START

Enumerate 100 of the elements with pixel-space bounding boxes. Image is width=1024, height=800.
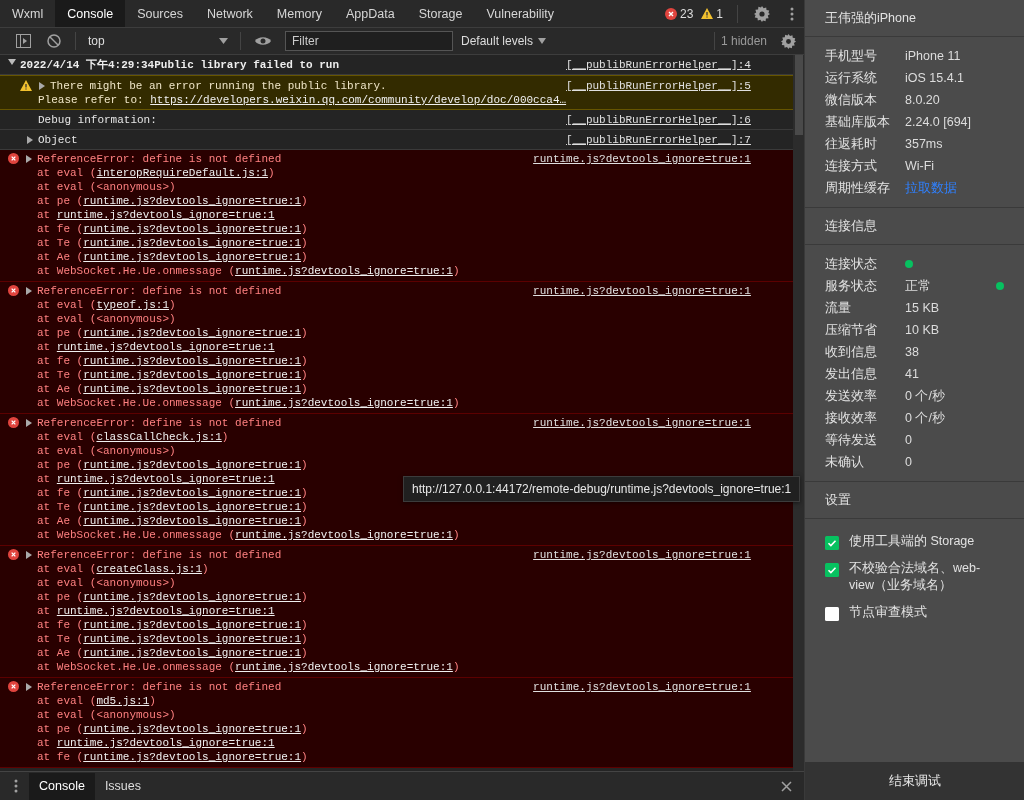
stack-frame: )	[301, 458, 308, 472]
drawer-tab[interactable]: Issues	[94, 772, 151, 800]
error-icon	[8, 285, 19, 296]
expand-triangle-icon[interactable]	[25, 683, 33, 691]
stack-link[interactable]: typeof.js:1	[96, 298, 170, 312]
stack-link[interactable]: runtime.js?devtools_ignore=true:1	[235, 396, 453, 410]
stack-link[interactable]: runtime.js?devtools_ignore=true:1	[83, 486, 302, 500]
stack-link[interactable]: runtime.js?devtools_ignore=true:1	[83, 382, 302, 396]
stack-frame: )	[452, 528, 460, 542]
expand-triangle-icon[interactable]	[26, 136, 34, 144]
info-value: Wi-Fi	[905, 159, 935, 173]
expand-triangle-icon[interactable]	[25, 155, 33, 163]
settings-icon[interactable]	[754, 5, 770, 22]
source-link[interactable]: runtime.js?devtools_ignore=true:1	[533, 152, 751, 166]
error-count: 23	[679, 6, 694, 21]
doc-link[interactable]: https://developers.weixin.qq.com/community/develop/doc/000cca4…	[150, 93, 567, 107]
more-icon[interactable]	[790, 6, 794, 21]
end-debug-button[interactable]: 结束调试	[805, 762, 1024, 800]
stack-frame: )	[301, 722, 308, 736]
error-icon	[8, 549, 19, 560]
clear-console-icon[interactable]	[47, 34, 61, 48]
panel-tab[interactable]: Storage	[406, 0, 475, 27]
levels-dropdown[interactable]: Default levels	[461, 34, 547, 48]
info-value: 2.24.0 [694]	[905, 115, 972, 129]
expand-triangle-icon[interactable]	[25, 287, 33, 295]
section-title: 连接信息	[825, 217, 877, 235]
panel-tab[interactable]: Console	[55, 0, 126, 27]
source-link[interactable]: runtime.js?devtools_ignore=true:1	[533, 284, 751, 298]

END

§ **TASK DESCRIPTION**
Rewrite everything in the records from the line containing "458, 308, 472]" down to the line containing "115, 972, 129]" as a numbered list, including both of those lines and omitting any blank lines.

§ **SOLUTION**
1. stack-frame: )	[301, 458, 308, 472]
2. drawer-tab[interactable]: Issues	[94, 772, 151, 800]
3. error-icon	[8, 285, 19, 296]
4. expand-triangle-icon[interactable]	[25, 683, 33, 691]
5. stack-link[interactable]: typeof.js:1	[96, 298, 170, 312]
6. stack-link[interactable]: runtime.js?devtools_ignore=true:1	[235, 396, 453, 410]
7. stack-link[interactable]: runtime.js?devtools_ignore=true:1	[83, 486, 302, 500]
8. stack-link[interactable]: runtime.js?devtools_ignore=true:1	[83, 382, 302, 396]
9. stack-frame: )	[452, 528, 460, 542]
10. expand-triangle-icon[interactable]	[26, 136, 34, 144]
11. info-value: Wi-Fi	[905, 159, 935, 173]
12. expand-triangle-icon[interactable]	[25, 155, 33, 163]
13. settings-icon[interactable]	[754, 5, 770, 22]
14. source-link[interactable]: runtime.js?devtools_ignore=true:1	[533, 152, 751, 166]
15. error-count: 23	[679, 6, 694, 21]
16. doc-link[interactable]: https://developers.weixin.qq.com/community/develop/doc/000cca4…	[150, 93, 567, 107]
17. more-icon[interactable]	[790, 6, 794, 21]
18. end-debug-button[interactable]: 结束调试	[805, 762, 1024, 800]
19. stack-frame: )	[301, 722, 308, 736]
20. error-icon	[8, 549, 19, 560]
21. clear-console-icon[interactable]	[47, 34, 61, 48]
22. panel-tab[interactable]: Storage	[406, 0, 475, 27]
23. levels-dropdown[interactable]: Default levels	[461, 34, 547, 48]
24. info-value: 2.24.0 [694]	[905, 115, 972, 129]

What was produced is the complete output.